Start Records to process
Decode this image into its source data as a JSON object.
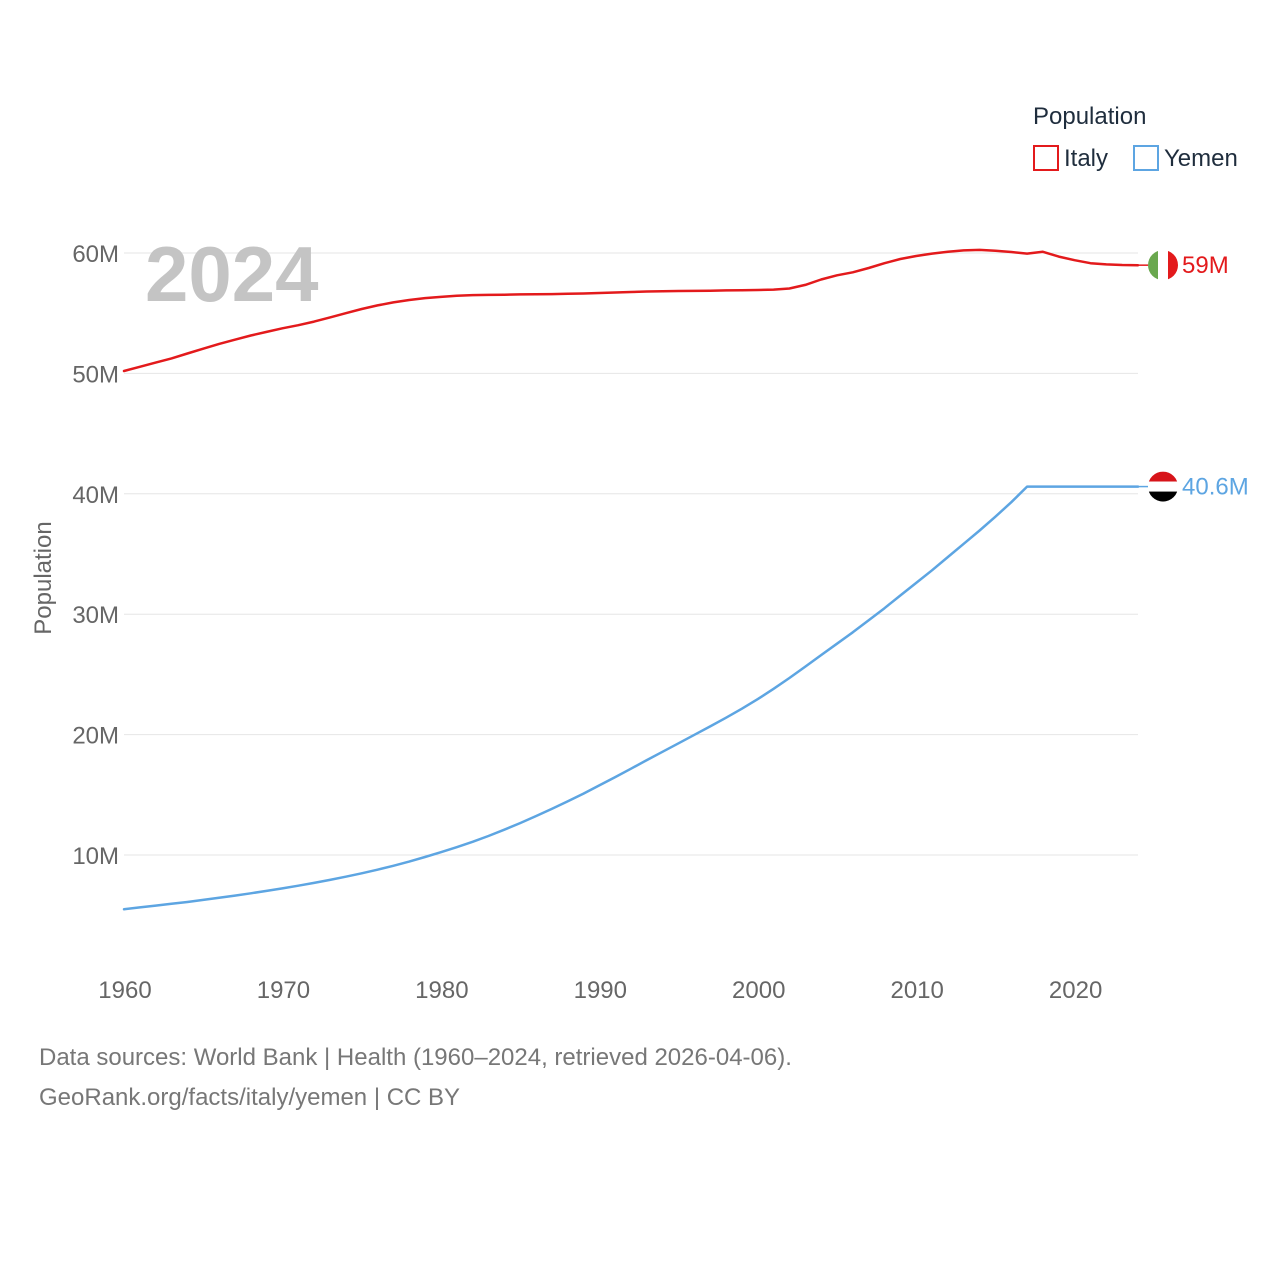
{
  "chart_data": {
    "type": "line",
    "title": "",
    "year_label": "2024",
    "xlabel": "",
    "ylabel": "Population",
    "xlim": [
      1960,
      2024
    ],
    "ylim": [
      0,
      65000000
    ],
    "x_ticks": [
      1960,
      1970,
      1980,
      1990,
      2000,
      2010,
      2020
    ],
    "x_tick_labels": [
      "1960",
      "1970",
      "1980",
      "1990",
      "2000",
      "2010",
      "2020"
    ],
    "y_ticks": [
      10000000,
      20000000,
      30000000,
      40000000,
      50000000,
      60000000
    ],
    "y_tick_labels": [
      "10M",
      "20M",
      "30M",
      "40M",
      "50M",
      "60M"
    ],
    "legend": {
      "title": "Population",
      "position": "top-right"
    },
    "series": [
      {
        "name": "Italy",
        "color": "#e31a1c",
        "end_label": "59M",
        "flag": "italy-flag-icon",
        "x": [
          1960,
          1961,
          1962,
          1963,
          1964,
          1965,
          1966,
          1967,
          1968,
          1969,
          1970,
          1971,
          1972,
          1973,
          1974,
          1975,
          1976,
          1977,
          1978,
          1979,
          1980,
          1981,
          1982,
          1983,
          1984,
          1985,
          1986,
          1987,
          1988,
          1989,
          1990,
          1991,
          1992,
          1993,
          1994,
          1995,
          1996,
          1997,
          1998,
          1999,
          2000,
          2001,
          2002,
          2003,
          2004,
          2005,
          2006,
          2007,
          2008,
          2009,
          2010,
          2011,
          2012,
          2013,
          2014,
          2015,
          2016,
          2017,
          2018,
          2019,
          2020,
          2021,
          2022,
          2023,
          2024
        ],
        "values": [
          50200000,
          50550000,
          50900000,
          51250000,
          51650000,
          52050000,
          52450000,
          52800000,
          53150000,
          53450000,
          53750000,
          54000000,
          54300000,
          54650000,
          55000000,
          55350000,
          55650000,
          55900000,
          56100000,
          56250000,
          56350000,
          56450000,
          56500000,
          56520000,
          56540000,
          56560000,
          56580000,
          56590000,
          56610000,
          56640000,
          56680000,
          56720000,
          56760000,
          56800000,
          56820000,
          56840000,
          56850000,
          56870000,
          56890000,
          56910000,
          56930000,
          56960000,
          57050000,
          57350000,
          57800000,
          58150000,
          58400000,
          58750000,
          59150000,
          59500000,
          59750000,
          59950000,
          60100000,
          60220000,
          60260000,
          60180000,
          60080000,
          59950000,
          60100000,
          59700000,
          59400000,
          59150000,
          59050000,
          59000000,
          58990000
        ]
      },
      {
        "name": "Yemen",
        "color": "#5da5e2",
        "end_label": "40.6M",
        "flag": "yemen-flag-icon",
        "x": [
          1960,
          1961,
          1962,
          1963,
          1964,
          1965,
          1966,
          1967,
          1968,
          1969,
          1970,
          1971,
          1972,
          1973,
          1974,
          1975,
          1976,
          1977,
          1978,
          1979,
          1980,
          1981,
          1982,
          1983,
          1984,
          1985,
          1986,
          1987,
          1988,
          1989,
          1990,
          1991,
          1992,
          1993,
          1994,
          1995,
          1996,
          1997,
          1998,
          1999,
          2000,
          2001,
          2002,
          2003,
          2004,
          2005,
          2006,
          2007,
          2008,
          2009,
          2010,
          2011,
          2012,
          2013,
          2014,
          2015,
          2016,
          2017,
          2018,
          2019,
          2020,
          2021,
          2022,
          2023,
          2024
        ],
        "values": [
          5500000,
          5650000,
          5800000,
          5950000,
          6100000,
          6270000,
          6450000,
          6630000,
          6820000,
          7020000,
          7230000,
          7450000,
          7680000,
          7930000,
          8200000,
          8480000,
          8780000,
          9100000,
          9450000,
          9830000,
          10230000,
          10650000,
          11100000,
          11580000,
          12100000,
          12650000,
          13230000,
          13830000,
          14450000,
          15100000,
          15780000,
          16470000,
          17170000,
          17880000,
          18580000,
          19280000,
          19980000,
          20680000,
          21400000,
          22150000,
          22950000,
          23800000,
          24700000,
          25650000,
          26600000,
          27550000,
          28500000,
          29500000,
          30500000,
          31550000,
          32600000,
          33650000,
          34750000,
          35850000,
          36950000,
          38100000,
          39300000,
          40600000,
          40600000,
          40600000,
          40600000,
          40600000,
          40600000,
          40600000,
          40600000
        ]
      }
    ]
  },
  "footer": {
    "line1": "Data sources: World Bank | Health (1960–2024, retrieved 2026-04-06).",
    "line2": "GeoRank.org/facts/italy/yemen | CC BY"
  }
}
End Records to process
## What you should do
Transcribe the material exactly, leaving every picture out.

## Exercise output
Decode this image into its source data as a JSON object.
{
  "chart_data": {
    "type": "line",
    "title": "",
    "year_label": "2024",
    "xlabel": "",
    "ylabel": "Population",
    "xlim": [
      1960,
      2024
    ],
    "ylim": [
      0,
      65000000
    ],
    "x_ticks": [
      1960,
      1970,
      1980,
      1990,
      2000,
      2010,
      2020
    ],
    "x_tick_labels": [
      "1960",
      "1970",
      "1980",
      "1990",
      "2000",
      "2010",
      "2020"
    ],
    "y_ticks": [
      10000000,
      20000000,
      30000000,
      40000000,
      50000000,
      60000000
    ],
    "y_tick_labels": [
      "10M",
      "20M",
      "30M",
      "40M",
      "50M",
      "60M"
    ],
    "legend": {
      "title": "Population",
      "position": "top-right"
    },
    "series": [
      {
        "name": "Italy",
        "color": "#e31a1c",
        "end_label": "59M",
        "flag": "italy-flag-icon",
        "x": [
          1960,
          1961,
          1962,
          1963,
          1964,
          1965,
          1966,
          1967,
          1968,
          1969,
          1970,
          1971,
          1972,
          1973,
          1974,
          1975,
          1976,
          1977,
          1978,
          1979,
          1980,
          1981,
          1982,
          1983,
          1984,
          1985,
          1986,
          1987,
          1988,
          1989,
          1990,
          1991,
          1992,
          1993,
          1994,
          1995,
          1996,
          1997,
          1998,
          1999,
          2000,
          2001,
          2002,
          2003,
          2004,
          2005,
          2006,
          2007,
          2008,
          2009,
          2010,
          2011,
          2012,
          2013,
          2014,
          2015,
          2016,
          2017,
          2018,
          2019,
          2020,
          2021,
          2022,
          2023,
          2024
        ],
        "values": [
          50200000,
          50550000,
          50900000,
          51250000,
          51650000,
          52050000,
          52450000,
          52800000,
          53150000,
          53450000,
          53750000,
          54000000,
          54300000,
          54650000,
          55000000,
          55350000,
          55650000,
          55900000,
          56100000,
          56250000,
          56350000,
          56450000,
          56500000,
          56520000,
          56540000,
          56560000,
          56580000,
          56590000,
          56610000,
          56640000,
          56680000,
          56720000,
          56760000,
          56800000,
          56820000,
          56840000,
          56850000,
          56870000,
          56890000,
          56910000,
          56930000,
          56960000,
          57050000,
          57350000,
          57800000,
          58150000,
          58400000,
          58750000,
          59150000,
          59500000,
          59750000,
          59950000,
          60100000,
          60220000,
          60260000,
          60180000,
          60080000,
          59950000,
          60100000,
          59700000,
          59400000,
          59150000,
          59050000,
          59000000,
          58990000
        ]
      },
      {
        "name": "Yemen",
        "color": "#5da5e2",
        "end_label": "40.6M",
        "flag": "yemen-flag-icon",
        "x": [
          1960,
          1961,
          1962,
          1963,
          1964,
          1965,
          1966,
          1967,
          1968,
          1969,
          1970,
          1971,
          1972,
          1973,
          1974,
          1975,
          1976,
          1977,
          1978,
          1979,
          1980,
          1981,
          1982,
          1983,
          1984,
          1985,
          1986,
          1987,
          1988,
          1989,
          1990,
          1991,
          1992,
          1993,
          1994,
          1995,
          1996,
          1997,
          1998,
          1999,
          2000,
          2001,
          2002,
          2003,
          2004,
          2005,
          2006,
          2007,
          2008,
          2009,
          2010,
          2011,
          2012,
          2013,
          2014,
          2015,
          2016,
          2017,
          2018,
          2019,
          2020,
          2021,
          2022,
          2023,
          2024
        ],
        "values": [
          5500000,
          5650000,
          5800000,
          5950000,
          6100000,
          6270000,
          6450000,
          6630000,
          6820000,
          7020000,
          7230000,
          7450000,
          7680000,
          7930000,
          8200000,
          8480000,
          8780000,
          9100000,
          9450000,
          9830000,
          10230000,
          10650000,
          11100000,
          11580000,
          12100000,
          12650000,
          13230000,
          13830000,
          14450000,
          15100000,
          15780000,
          16470000,
          17170000,
          17880000,
          18580000,
          19280000,
          19980000,
          20680000,
          21400000,
          22150000,
          22950000,
          23800000,
          24700000,
          25650000,
          26600000,
          27550000,
          28500000,
          29500000,
          30500000,
          31550000,
          32600000,
          33650000,
          34750000,
          35850000,
          36950000,
          38100000,
          39300000,
          40600000,
          40600000,
          40600000,
          40600000,
          40600000,
          40600000,
          40600000,
          40600000
        ]
      }
    ]
  },
  "footer": {
    "line1": "Data sources: World Bank | Health (1960–2024, retrieved 2026-04-06).",
    "line2": "GeoRank.org/facts/italy/yemen | CC BY"
  }
}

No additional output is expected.